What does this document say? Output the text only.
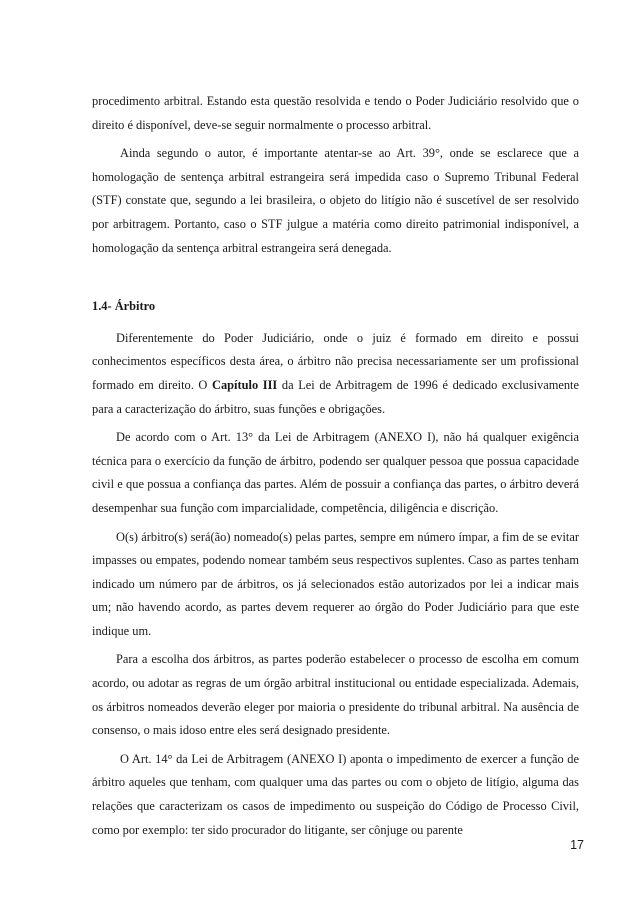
procedimento arbitral. Estando esta questão resolvida e tendo o Poder Judiciário resolvido que o direito é disponível, deve-se seguir normalmente o processo arbitral.

Ainda segundo o autor, é importante atentar-se ao Art. 39°, onde se esclarece que a homologação de sentença arbitral estrangeira será impedida caso o Supremo Tribunal Federal (STF) constate que, segundo a lei brasileira, o objeto do litígio não é suscetível de ser resolvido por arbitragem. Portanto, caso o STF julgue a matéria como direito patrimonial indisponível, a homologação da sentença arbitral estrangeira será denegada.

1.4- Árbitro

Diferentemente do Poder Judiciário, onde o juiz é formado em direito e possui conhecimentos específicos desta área, o árbitro não precisa necessariamente ser um profissional formado em direito. O Capítulo III da Lei de Arbitragem de 1996 é dedicado exclusivamente para a caracterização do árbitro, suas funções e obrigações.

De acordo com o Art. 13° da Lei de Arbitragem (ANEXO I), não há qualquer exigência técnica para o exercício da função de árbitro, podendo ser qualquer pessoa que possua capacidade civil e que possua a confiança das partes. Além de possuir a confiança das partes, o árbitro deverá desempenhar sua função com imparcialidade, competência, diligência e discrição.

O(s) árbitro(s) será(ão) nomeado(s) pelas partes, sempre em número ímpar, a fim de se evitar impasses ou empates, podendo nomear também seus respectivos suplentes. Caso as partes tenham indicado um número par de árbitros, os já selecionados estão autorizados por lei a indicar mais um; não havendo acordo, as partes devem requerer ao órgão do Poder Judiciário para que este indique um.

Para a escolha dos árbitros, as partes poderão estabelecer o processo de escolha em comum acordo, ou adotar as regras de um órgão arbitral institucional ou entidade especializada. Ademais, os árbitros nomeados deverão eleger por maioria o presidente do tribunal arbitral. Na ausência de consenso, o mais idoso entre eles será designado presidente.

O Art. 14° da Lei de Arbitragem (ANEXO I) aponta o impedimento de exercer a função de árbitro aqueles que tenham, com qualquer uma das partes ou com o objeto de litígio, alguma das relações que caracterizam os casos de impedimento ou suspeição do Código de Processo Civil, como por exemplo: ter sido procurador do litigante, ser cônjuge ou parente

17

STATED PROBLEM: Set down the lines of the records above exactly, apart from the pictures.

SOLVED PROBLEM:
What does this document say? Output the text only.
procedimento arbitral. Estando esta questão resolvida e tendo o Poder Judiciário resolvido que o direito é disponível, deve-se seguir normalmente o processo arbitral.

Ainda segundo o autor, é importante atentar-se ao Art. 39°, onde se esclarece que a homologação de sentença arbitral estrangeira será impedida caso o Supremo Tribunal Federal (STF) constate que, segundo a lei brasileira, o objeto do litígio não é suscetível de ser resolvido por arbitragem. Portanto, caso o STF julgue a matéria como direito patrimonial indisponível, a homologação da sentença arbitral estrangeira será denegada.

1.4- Árbitro

Diferentemente do Poder Judiciário, onde o juiz é formado em direito e possui conhecimentos específicos desta área, o árbitro não precisa necessariamente ser um profissional formado em direito. O Capítulo III da Lei de Arbitragem de 1996 é dedicado exclusivamente para a caracterização do árbitro, suas funções e obrigações.

De acordo com o Art. 13° da Lei de Arbitragem (ANEXO I), não há qualquer exigência técnica para o exercício da função de árbitro, podendo ser qualquer pessoa que possua capacidade civil e que possua a confiança das partes. Além de possuir a confiança das partes, o árbitro deverá desempenhar sua função com imparcialidade, competência, diligência e discrição.

O(s) árbitro(s) será(ão) nomeado(s) pelas partes, sempre em número ímpar, a fim de se evitar impasses ou empates, podendo nomear também seus respectivos suplentes. Caso as partes tenham indicado um número par de árbitros, os já selecionados estão autorizados por lei a indicar mais um; não havendo acordo, as partes devem requerer ao órgão do Poder Judiciário para que este indique um.

Para a escolha dos árbitros, as partes poderão estabelecer o processo de escolha em comum acordo, ou adotar as regras de um órgão arbitral institucional ou entidade especializada. Ademais, os árbitros nomeados deverão eleger por maioria o presidente do tribunal arbitral. Na ausência de consenso, o mais idoso entre eles será designado presidente.

O Art. 14° da Lei de Arbitragem (ANEXO I) aponta o impedimento de exercer a função de árbitro aqueles que tenham, com qualquer uma das partes ou com o objeto de litígio, alguma das relações que caracterizam os casos de impedimento ou suspeição do Código de Processo Civil, como por exemplo: ter sido procurador do litigante, ser cônjuge ou parente

17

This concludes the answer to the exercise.